* _Your task_
Pictures are not part of the copy; repeat everything else in the records exactly.
-- START OF Record list --
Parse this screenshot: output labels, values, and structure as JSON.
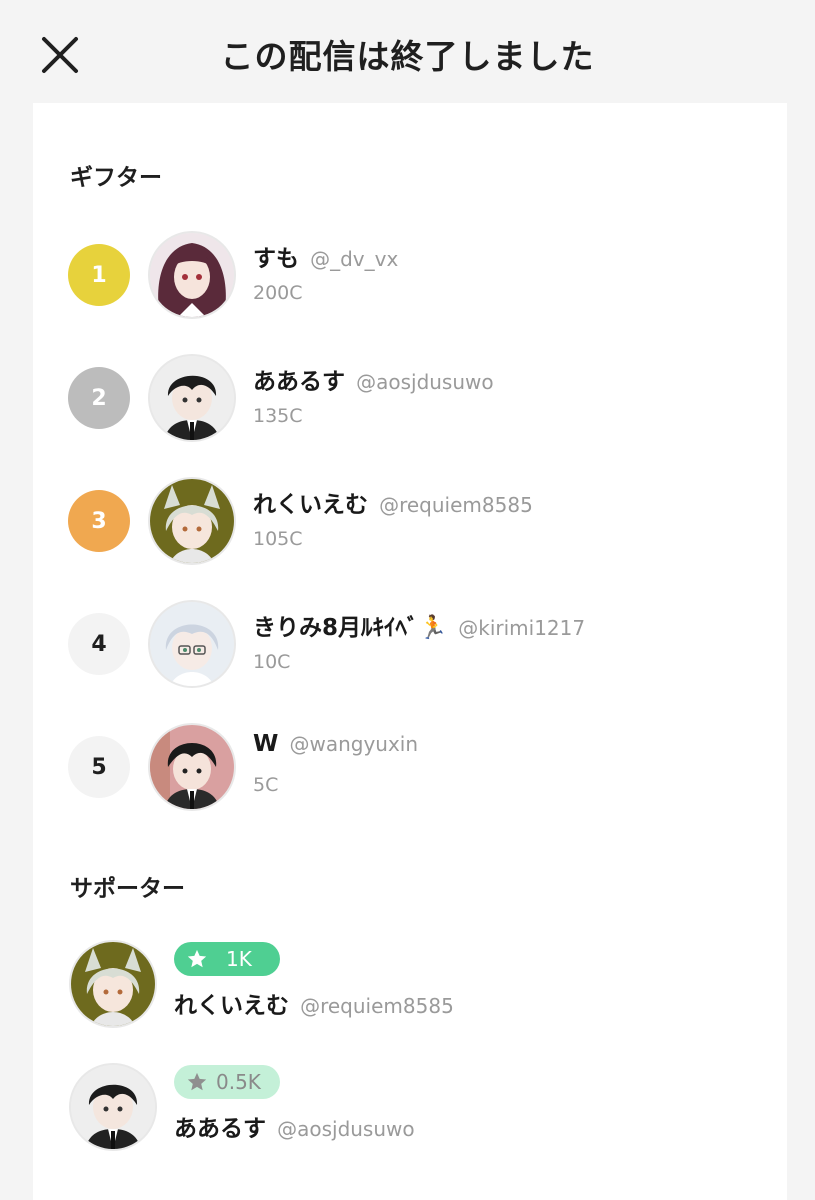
{
  "header": {
    "title": "この配信は終了しました"
  },
  "gifters": {
    "title": "ギフター",
    "items": [
      {
        "rank": "1",
        "name": "すも",
        "handle": "@_dv_vx",
        "coins": "200C"
      },
      {
        "rank": "2",
        "name": "ああるす",
        "handle": "@aosjdusuwo",
        "coins": "135C"
      },
      {
        "rank": "3",
        "name": "れくいえむ",
        "handle": "@requiem8585",
        "coins": "105C"
      },
      {
        "rank": "4",
        "name": "きりみ8月ﾙｷｲﾍﾞ🏃",
        "handle": "@kirimi1217",
        "coins": "10C"
      },
      {
        "rank": "5",
        "name": "W",
        "handle": "@wangyuxin",
        "coins": "5C"
      }
    ]
  },
  "supporters": {
    "title": "サポーター",
    "items": [
      {
        "badge": "1K",
        "name": "れくいえむ",
        "handle": "@requiem8585"
      },
      {
        "badge": "0.5K",
        "name": "ああるす",
        "handle": "@aosjdusuwo"
      }
    ]
  },
  "icons": [
    "close-icon",
    "star-icon"
  ],
  "colors": {
    "rank_gold": "#e7d23c",
    "rank_silver": "#bcbcbc",
    "rank_bronze": "#f0a850",
    "badge_green": "#4fcf92",
    "badge_light_green": "#c4f0d8"
  }
}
-- END OF Record list --
* _Written response_
Parse this screenshot: output labels, values, and structure as JSON.
{
  "header": {
    "title": "この配信は終了しました"
  },
  "gifters": {
    "title": "ギフター",
    "items": [
      {
        "rank": "1",
        "name": "すも",
        "handle": "@_dv_vx",
        "coins": "200C"
      },
      {
        "rank": "2",
        "name": "ああるす",
        "handle": "@aosjdusuwo",
        "coins": "135C"
      },
      {
        "rank": "3",
        "name": "れくいえむ",
        "handle": "@requiem8585",
        "coins": "105C"
      },
      {
        "rank": "4",
        "name": "きりみ8月ﾙｷｲﾍﾞ🏃",
        "handle": "@kirimi1217",
        "coins": "10C"
      },
      {
        "rank": "5",
        "name": "W",
        "handle": "@wangyuxin",
        "coins": "5C"
      }
    ]
  },
  "supporters": {
    "title": "サポーター",
    "items": [
      {
        "badge": "1K",
        "name": "れくいえむ",
        "handle": "@requiem8585"
      },
      {
        "badge": "0.5K",
        "name": "ああるす",
        "handle": "@aosjdusuwo"
      }
    ]
  },
  "icons": [
    "close-icon",
    "star-icon"
  ],
  "colors": {
    "rank_gold": "#e7d23c",
    "rank_silver": "#bcbcbc",
    "rank_bronze": "#f0a850",
    "badge_green": "#4fcf92",
    "badge_light_green": "#c4f0d8"
  }
}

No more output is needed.